→ **The exercise**: Work out the number of lines with the word "JSON" in the material below, then reply with that number only.
+++ Records provided +++
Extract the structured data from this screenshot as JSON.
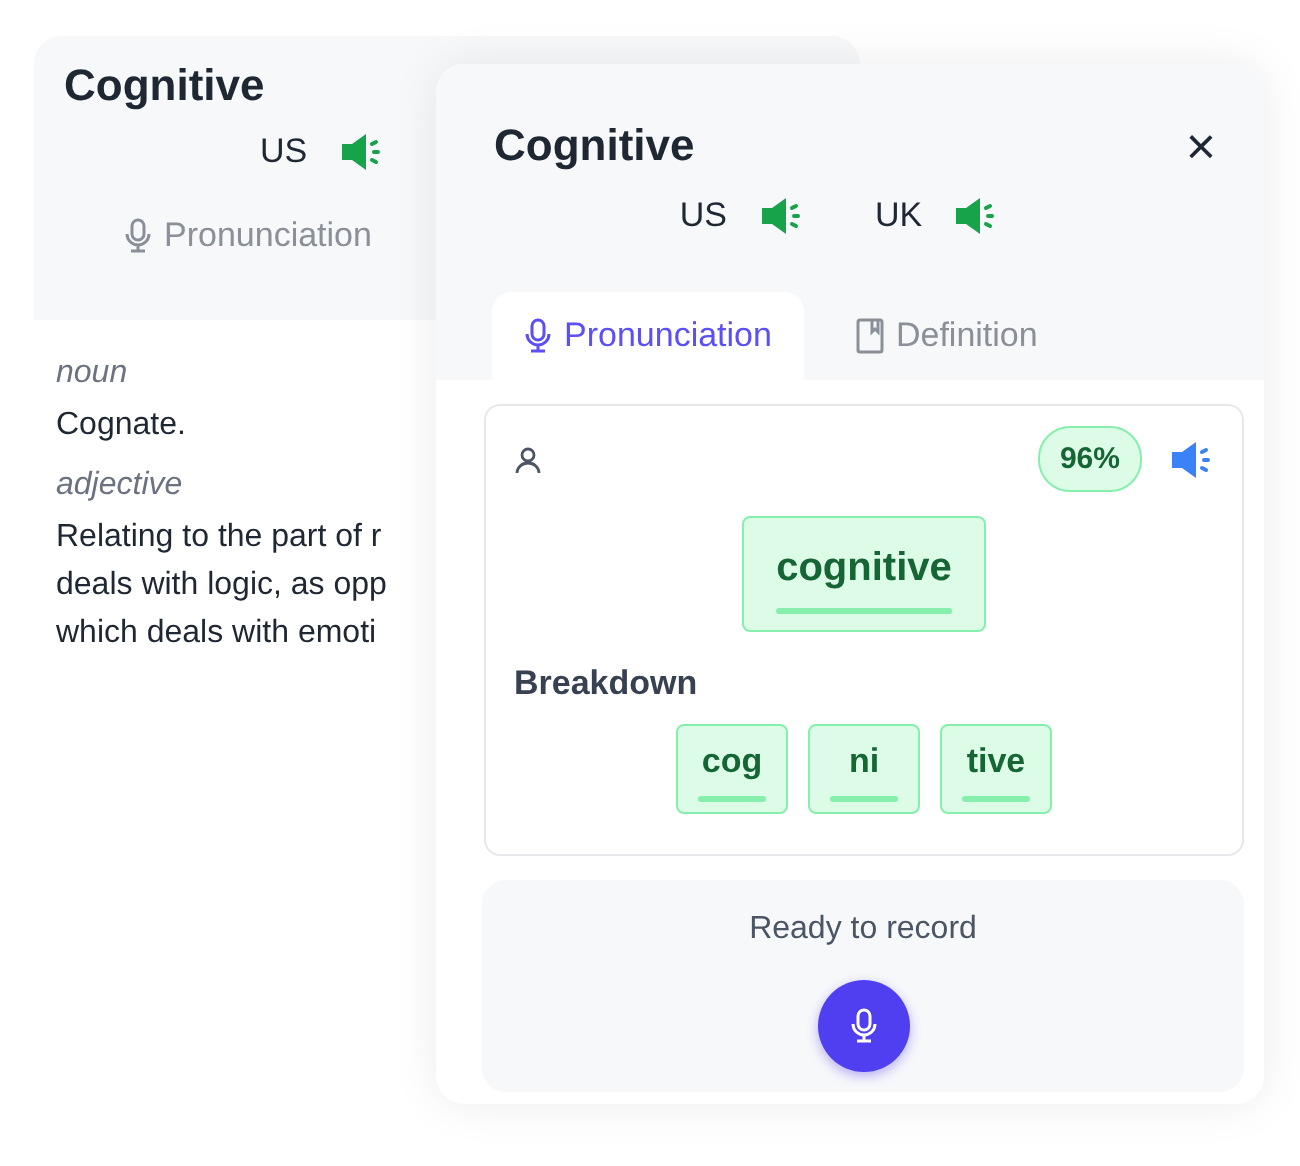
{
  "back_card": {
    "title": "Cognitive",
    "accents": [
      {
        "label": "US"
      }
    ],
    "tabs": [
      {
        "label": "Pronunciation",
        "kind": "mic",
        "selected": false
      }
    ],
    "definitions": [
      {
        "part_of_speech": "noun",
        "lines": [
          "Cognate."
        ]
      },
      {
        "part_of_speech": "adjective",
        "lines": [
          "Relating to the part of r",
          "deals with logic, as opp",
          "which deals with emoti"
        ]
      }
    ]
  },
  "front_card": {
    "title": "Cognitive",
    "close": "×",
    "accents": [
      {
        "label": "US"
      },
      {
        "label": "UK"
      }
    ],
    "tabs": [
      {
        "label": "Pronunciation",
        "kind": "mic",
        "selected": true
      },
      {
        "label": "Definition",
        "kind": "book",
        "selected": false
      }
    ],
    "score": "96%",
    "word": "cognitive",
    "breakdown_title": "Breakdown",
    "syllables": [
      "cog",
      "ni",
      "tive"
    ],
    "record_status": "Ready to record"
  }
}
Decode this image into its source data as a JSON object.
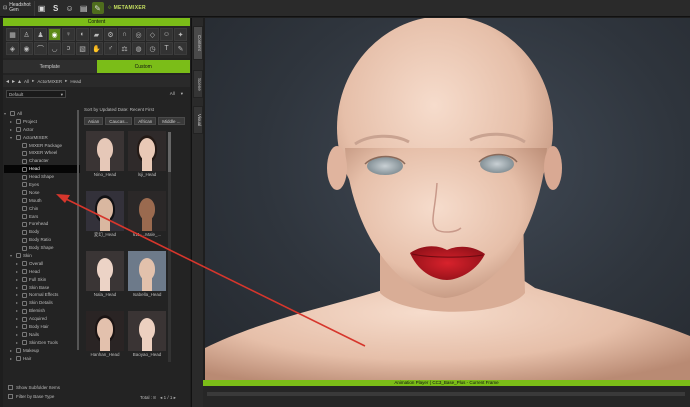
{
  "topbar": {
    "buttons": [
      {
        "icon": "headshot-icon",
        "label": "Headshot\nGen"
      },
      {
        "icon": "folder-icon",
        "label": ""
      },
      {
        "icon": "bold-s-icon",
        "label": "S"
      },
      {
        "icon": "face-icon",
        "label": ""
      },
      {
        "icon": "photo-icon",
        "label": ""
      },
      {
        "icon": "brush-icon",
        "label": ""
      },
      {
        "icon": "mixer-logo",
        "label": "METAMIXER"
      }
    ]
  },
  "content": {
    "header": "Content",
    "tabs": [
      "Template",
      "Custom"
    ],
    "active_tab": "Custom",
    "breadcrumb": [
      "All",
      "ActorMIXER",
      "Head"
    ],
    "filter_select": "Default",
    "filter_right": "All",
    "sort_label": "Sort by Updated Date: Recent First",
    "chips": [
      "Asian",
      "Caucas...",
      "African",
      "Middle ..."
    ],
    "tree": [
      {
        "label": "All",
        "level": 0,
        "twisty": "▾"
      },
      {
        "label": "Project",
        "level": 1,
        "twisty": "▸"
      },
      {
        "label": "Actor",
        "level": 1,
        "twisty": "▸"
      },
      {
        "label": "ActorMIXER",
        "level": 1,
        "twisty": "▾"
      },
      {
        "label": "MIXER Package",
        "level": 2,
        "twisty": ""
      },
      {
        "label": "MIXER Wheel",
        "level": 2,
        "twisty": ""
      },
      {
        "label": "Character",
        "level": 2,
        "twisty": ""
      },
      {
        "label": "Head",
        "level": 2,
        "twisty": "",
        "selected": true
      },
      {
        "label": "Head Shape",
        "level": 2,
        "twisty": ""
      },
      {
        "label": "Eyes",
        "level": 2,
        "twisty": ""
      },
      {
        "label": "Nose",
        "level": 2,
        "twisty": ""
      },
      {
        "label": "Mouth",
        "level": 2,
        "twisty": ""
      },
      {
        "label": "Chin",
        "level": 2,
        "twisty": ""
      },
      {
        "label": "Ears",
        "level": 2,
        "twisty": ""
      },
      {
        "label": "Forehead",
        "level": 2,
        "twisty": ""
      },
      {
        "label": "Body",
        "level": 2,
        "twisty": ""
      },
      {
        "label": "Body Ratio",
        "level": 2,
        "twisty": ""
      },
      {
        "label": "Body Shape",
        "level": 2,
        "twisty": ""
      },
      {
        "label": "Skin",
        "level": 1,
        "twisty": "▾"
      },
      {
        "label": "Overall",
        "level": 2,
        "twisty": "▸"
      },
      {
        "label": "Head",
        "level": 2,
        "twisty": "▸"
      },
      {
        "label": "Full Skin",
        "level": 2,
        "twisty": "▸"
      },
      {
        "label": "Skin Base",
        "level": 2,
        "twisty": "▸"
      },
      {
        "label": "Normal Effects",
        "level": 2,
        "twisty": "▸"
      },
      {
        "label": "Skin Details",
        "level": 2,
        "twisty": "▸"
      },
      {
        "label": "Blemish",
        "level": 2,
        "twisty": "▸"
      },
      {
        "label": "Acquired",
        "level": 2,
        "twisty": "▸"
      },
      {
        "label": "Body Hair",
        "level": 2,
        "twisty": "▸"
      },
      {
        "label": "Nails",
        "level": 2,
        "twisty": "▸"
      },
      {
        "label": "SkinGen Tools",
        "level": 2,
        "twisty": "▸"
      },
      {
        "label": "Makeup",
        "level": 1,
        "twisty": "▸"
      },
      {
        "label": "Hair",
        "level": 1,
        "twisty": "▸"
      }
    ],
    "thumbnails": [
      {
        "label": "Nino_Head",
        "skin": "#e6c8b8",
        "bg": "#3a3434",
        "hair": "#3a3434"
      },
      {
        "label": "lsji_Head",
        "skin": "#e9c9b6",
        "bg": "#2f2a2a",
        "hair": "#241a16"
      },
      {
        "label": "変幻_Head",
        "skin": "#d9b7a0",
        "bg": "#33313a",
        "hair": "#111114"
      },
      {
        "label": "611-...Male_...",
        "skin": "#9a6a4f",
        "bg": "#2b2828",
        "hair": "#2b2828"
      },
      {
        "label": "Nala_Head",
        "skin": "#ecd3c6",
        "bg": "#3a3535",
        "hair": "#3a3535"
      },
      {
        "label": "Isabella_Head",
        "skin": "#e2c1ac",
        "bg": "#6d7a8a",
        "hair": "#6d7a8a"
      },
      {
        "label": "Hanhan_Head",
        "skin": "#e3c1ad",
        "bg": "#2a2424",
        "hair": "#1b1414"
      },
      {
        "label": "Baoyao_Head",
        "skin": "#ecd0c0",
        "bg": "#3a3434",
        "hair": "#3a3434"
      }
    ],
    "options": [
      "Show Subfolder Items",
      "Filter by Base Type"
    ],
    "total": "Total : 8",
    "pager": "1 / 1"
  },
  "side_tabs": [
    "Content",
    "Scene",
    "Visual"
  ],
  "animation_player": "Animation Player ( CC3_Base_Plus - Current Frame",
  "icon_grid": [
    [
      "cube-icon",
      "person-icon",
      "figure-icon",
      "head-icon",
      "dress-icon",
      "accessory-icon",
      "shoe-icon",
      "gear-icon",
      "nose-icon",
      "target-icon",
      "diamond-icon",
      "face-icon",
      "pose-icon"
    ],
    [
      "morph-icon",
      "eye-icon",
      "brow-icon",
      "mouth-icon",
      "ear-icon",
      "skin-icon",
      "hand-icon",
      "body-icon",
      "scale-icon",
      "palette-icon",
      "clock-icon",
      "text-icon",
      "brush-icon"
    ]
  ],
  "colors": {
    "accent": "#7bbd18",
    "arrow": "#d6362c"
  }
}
+++
→ **Answer to this task**: 2